◆ **Exercise goal**
Write out the material again word for word, dropping any images it holds.

◆ **Data to use**
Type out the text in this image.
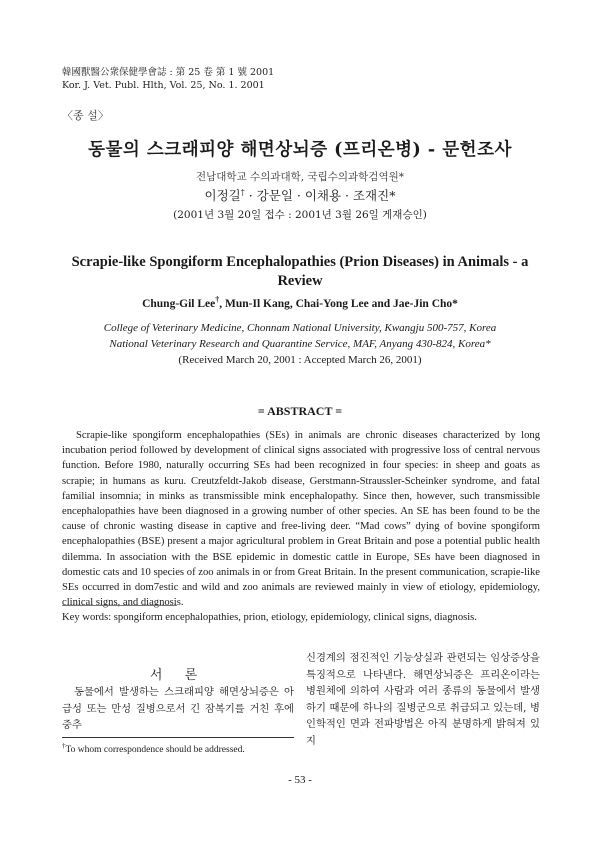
韓國獸醫公衆保健學會誌 : 第 25 卷 第 1 號 2001
Kor. J. Vet. Publ. Hlth, Vol. 25, No. 1. 2001
〈종 설〉
동물의 스크래피양 해면상뇌증 (프리온병) - 문헌조사
전남대학교 수의과대학, 국립수의과학검역원*
이정길† · 강문일 · 이채용 · 조재진*
(2001년 3월 20일 접수 : 2001년 3월 26일 게재승인)
Scrapie-like Spongiform Encephalopathies (Prion Diseases) in Animals - a Review
Chung-Gil Lee†, Mun-Il Kang, Chai-Yong Lee and Jae-Jin Cho*
College of Veterinary Medicine, Chonnam National University, Kwangju 500-757, Korea
National Veterinary Research and Quarantine Service, MAF, Anyang 430-824, Korea*
(Received March 20, 2001 : Accepted March 26, 2001)
= ABSTRACT =
Scrapie-like spongiform encephalopathies (SEs) in animals are chronic diseases characterized by long incubation period followed by development of clinical signs associated with progressive loss of central nervous function. Before 1980, naturally occurring SEs had been recognized in four species: in sheep and goats as scrapie; in humans as kuru. Creutzfeldt-Jakob disease, Gerstmann-Straussler-Scheinker syndrome, and fatal familial insomnia; in minks as transmissible mink encephalopathy. Since then, however, such transmissible encephalopathies have been diagnosed in a growing number of other species. An SE has been found to be the cause of chronic wasting disease in captive and free-living deer. “Mad cows” dying of bovine spongiform encephalopathies (BSE) present a major agricultural problem in Great Britain and pose a potential public health dilemma. In association with the BSE epidemic in domestic cattle in Europe, SEs have been diagnosed in domestic cats and 10 species of zoo animals in or from Great Britain. In the present communication, scrapie-like SEs occurred in dom7estic and wild and zoo animals are reviewed mainly in view of etiology, epidemiology, clinical signs, and diagnosis.
Key words: spongiform encephalopathies, prion, etiology, epidemiology, clinical signs, diagnosis.
서 론
동물에서 발생하는 스크래피양 해면상뇌증은 아급성 또는 만성 질병으로서 긴 잠복기를 거친 후에 중추
신경계의 점진적인 기능상실과 관련되는 임상증상을 특징적으로 나타낸다. 해면상뇌증은 프리온이라는 병원체에 의하여 사람과 여러 종류의 동물에서 발생하기 때문에 하나의 질병군으로 취급되고 있는데, 병인학적인 면과 전파방법은 아직 분명하게 밝혀져 있지
†To whom correspondence should be addressed.
- 53 -
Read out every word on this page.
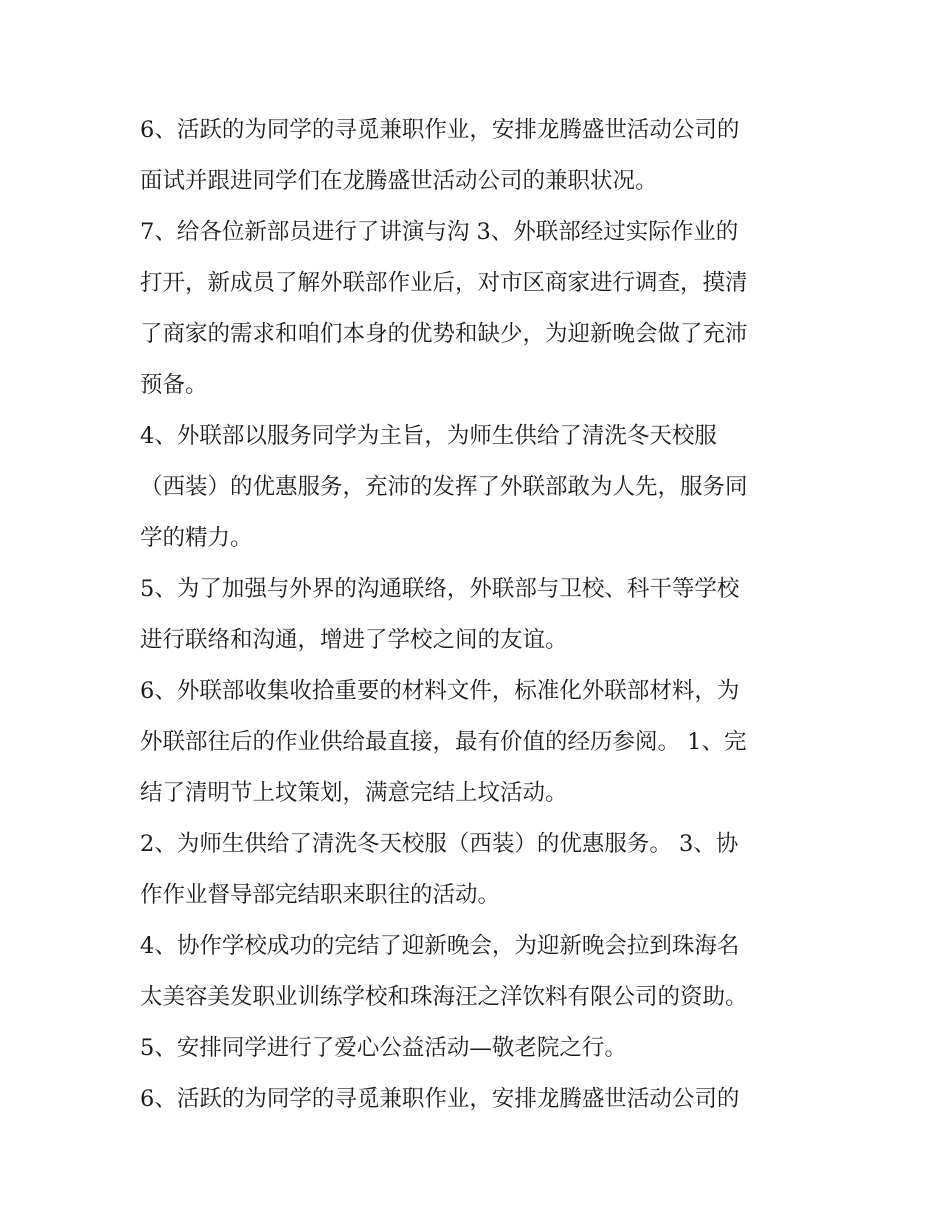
6、活跃的为同学的寻觅兼职作业，安排龙腾盛世活动公司的
面试并跟进同学们在龙腾盛世活动公司的兼职状况。

7、给各位新部员进行了讲演与沟 3、外联部经过实际作业的
打开，新成员了解外联部作业后，对市区商家进行调查，摸清
了商家的需求和咱们本身的优势和缺少，为迎新晚会做了充沛
预备。

4、外联部以服务同学为主旨，为师生供给了清洗冬天校服
（西装）的优惠服务，充沛的发挥了外联部敢为人先，服务同
学的精力。

5、为了加强与外界的沟通联络，外联部与卫校、科干等学校
进行联络和沟通，增进了学校之间的友谊。

6、外联部收集收拾重要的材料文件，标准化外联部材料，为
外联部往后的作业供给最直接，最有价值的经历参阅。 1、完
结了清明节上坟策划，满意完结上坟活动。

2、为师生供给了清洗冬天校服（西装）的优惠服务。 3、协
作作业督导部完结职来职往的活动。

4、协作学校成功的完结了迎新晚会，为迎新晚会拉到珠海名
太美容美发职业训练学校和珠海汪之洋饮料有限公司的资助。

5、安排同学进行了爱心公益活动—敬老院之行。

6、活跃的为同学的寻觅兼职作业，安排龙腾盛世活动公司的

◆ **Solution to this problem**
Type out the text in this image.
韓國獸醫公衆保健學會誌 : 第 25 卷 第 1 號 2001
Kor. J. Vet. Publ. Hlth, Vol. 25, No. 1. 2001
〈종 설〉
동물의 스크래피양 해면상뇌증 (프리온병) - 문헌조사
전남대학교 수의과대학, 국립수의과학검역원*
이정길† · 강문일 · 이채용 · 조재진*
(2001년 3월 20일 접수 : 2001년 3월 26일 게재승인)
Scrapie-like Spongiform Encephalopathies (Prion Diseases) in Animals - a Review
Chung-Gil Lee†, Mun-Il Kang, Chai-Yong Lee and Jae-Jin Cho*
College of Veterinary Medicine, Chonnam National University, Kwangju 500-757, Korea
National Veterinary Research and Quarantine Service, MAF, Anyang 430-824, Korea*
(Received March 20, 2001 : Accepted March 26, 2001)
= ABSTRACT =
Scrapie-like spongiform encephalopathies (SEs) in animals are chronic diseases characterized by long incubation period followed by development of clinical signs associated with progressive loss of central nervous function. Before 1980, naturally occurring SEs had been recognized in four species: in sheep and goats as scrapie; in humans as kuru. Creutzfeldt-Jakob disease, Gerstmann-Straussler-Scheinker syndrome, and fatal familial insomnia; in minks as transmissible mink encephalopathy. Since then, however, such transmissible encephalopathies have been diagnosed in a growing number of other species. An SE has been found to be the cause of chronic wasting disease in captive and free-living deer. “Mad cows” dying of bovine spongiform encephalopathies (BSE) present a major agricultural problem in Great Britain and pose a potential public health dilemma. In association with the BSE epidemic in domestic cattle in Europe, SEs have been diagnosed in domestic cats and 10 species of zoo animals in or from Great Britain. In the present communication, scrapie-like SEs occurred in dom7estic and wild and zoo animals are reviewed mainly in view of etiology, epidemiology, clinical signs, and diagnosis.
Key words: spongiform encephalopathies, prion, etiology, epidemiology, clinical signs, diagnosis.
서 론
동물에서 발생하는 스크래피양 해면상뇌증은 아급성 또는 만성 질병으로서 긴 잠복기를 거친 후에 중추
신경계의 점진적인 기능상실과 관련되는 임상증상을 특징적으로 나타낸다. 해면상뇌증은 프리온이라는 병원체에 의하여 사람과 여러 종류의 동물에서 발생하기 때문에 하나의 질병군으로 취급되고 있는데, 병인학적인 면과 전파방법은 아직 분명하게 밝혀져 있지
†To whom correspondence should be addressed.
- 53 -
Read out every word on this page.
6、活跃的为同学的寻觅兼职作业，安排龙腾盛世活动公司的
面试并跟进同学们在龙腾盛世活动公司的兼职状况。

7、给各位新部员进行了讲演与沟 3、外联部经过实际作业的
打开，新成员了解外联部作业后，对市区商家进行调查，摸清
了商家的需求和咱们本身的优势和缺少，为迎新晚会做了充沛
预备。

4、外联部以服务同学为主旨，为师生供给了清洗冬天校服
（西装）的优惠服务，充沛的发挥了外联部敢为人先，服务同
学的精力。

5、为了加强与外界的沟通联络，外联部与卫校、科干等学校
进行联络和沟通，增进了学校之间的友谊。

6、外联部收集收拾重要的材料文件，标准化外联部材料，为
外联部往后的作业供给最直接，最有价值的经历参阅。 1、完
结了清明节上坟策划，满意完结上坟活动。

2、为师生供给了清洗冬天校服（西装）的优惠服务。 3、协
作作业督导部完结职来职往的活动。

4、协作学校成功的完结了迎新晚会，为迎新晚会拉到珠海名
太美容美发职业训练学校和珠海汪之洋饮料有限公司的资助。

5、安排同学进行了爱心公益活动—敬老院之行。

6、活跃的为同学的寻觅兼职作业，安排龙腾盛世活动公司的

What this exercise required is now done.